Data listing:
--- START ---
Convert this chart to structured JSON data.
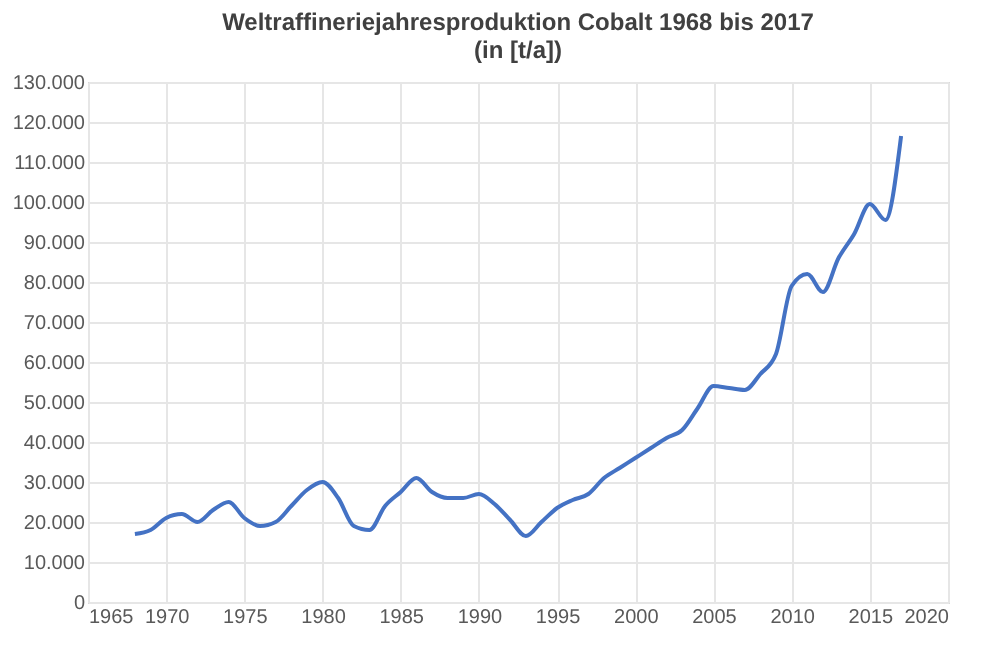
{
  "chart_data": {
    "type": "line",
    "title": [
      "Weltraffineriejahresproduktion Cobalt 1968 bis 2017",
      "(in [t/a])"
    ],
    "x": [
      1968,
      1969,
      1970,
      1971,
      1972,
      1973,
      1974,
      1975,
      1976,
      1977,
      1978,
      1979,
      1980,
      1981,
      1982,
      1983,
      1984,
      1985,
      1986,
      1987,
      1988,
      1989,
      1990,
      1991,
      1992,
      1993,
      1994,
      1995,
      1996,
      1997,
      1998,
      1999,
      2000,
      2001,
      2002,
      2003,
      2004,
      2005,
      2006,
      2007,
      2008,
      2009,
      2010,
      2011,
      2012,
      2013,
      2014,
      2015,
      2016,
      2017
    ],
    "series": [
      {
        "color": "#4472c4",
        "values": [
          17000,
          18000,
          21000,
          22000,
          20000,
          23000,
          25000,
          21000,
          19000,
          20000,
          24000,
          28000,
          30000,
          26000,
          19000,
          18000,
          24000,
          27500,
          31000,
          27500,
          26000,
          26000,
          27000,
          24500,
          20500,
          16500,
          20000,
          23500,
          25500,
          27000,
          31000,
          33500,
          36000,
          38500,
          41000,
          43000,
          48500,
          54000,
          53500,
          53000,
          57000,
          62000,
          79000,
          82000,
          77500,
          86000,
          92000,
          99500,
          95500,
          116500
        ]
      }
    ],
    "xlim": [
      1965,
      2020
    ],
    "xticks": [
      1965,
      1970,
      1975,
      1980,
      1985,
      1990,
      1995,
      2000,
      2005,
      2010,
      2015,
      2020
    ],
    "ylim": [
      0,
      130000
    ],
    "yticks": [
      {
        "value": 0,
        "label": "0"
      },
      {
        "value": 10000,
        "label": "10.000"
      },
      {
        "value": 20000,
        "label": "20.000"
      },
      {
        "value": 30000,
        "label": "30.000"
      },
      {
        "value": 40000,
        "label": "40.000"
      },
      {
        "value": 50000,
        "label": "50.000"
      },
      {
        "value": 60000,
        "label": "60.000"
      },
      {
        "value": 70000,
        "label": "70.000"
      },
      {
        "value": 80000,
        "label": "80.000"
      },
      {
        "value": 90000,
        "label": "90.000"
      },
      {
        "value": 100000,
        "label": "100.000"
      },
      {
        "value": 110000,
        "label": "110.000"
      },
      {
        "value": 120000,
        "label": "120.000"
      },
      {
        "value": 130000,
        "label": "130.000"
      }
    ],
    "grid": true,
    "marker": "none",
    "line_style": "solid"
  }
}
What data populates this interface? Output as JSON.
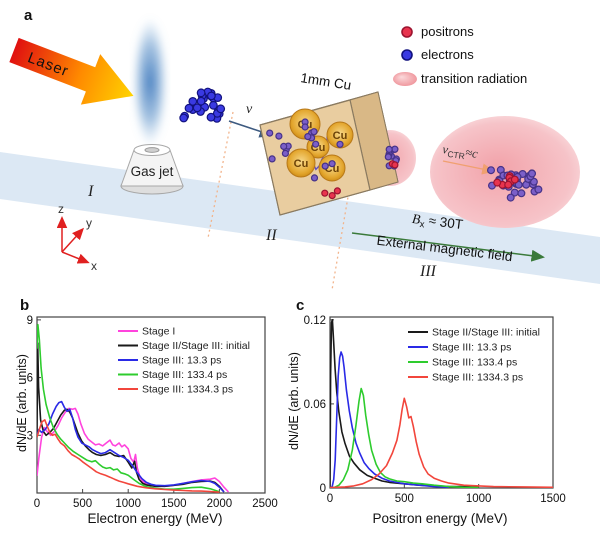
--- END ---
What this task involves →
Look through the entries above and report each line where the string "JSON" occurs.

Written answer →
Convert this chart to structured JSON data.
What data populates this interface? Output as JSON.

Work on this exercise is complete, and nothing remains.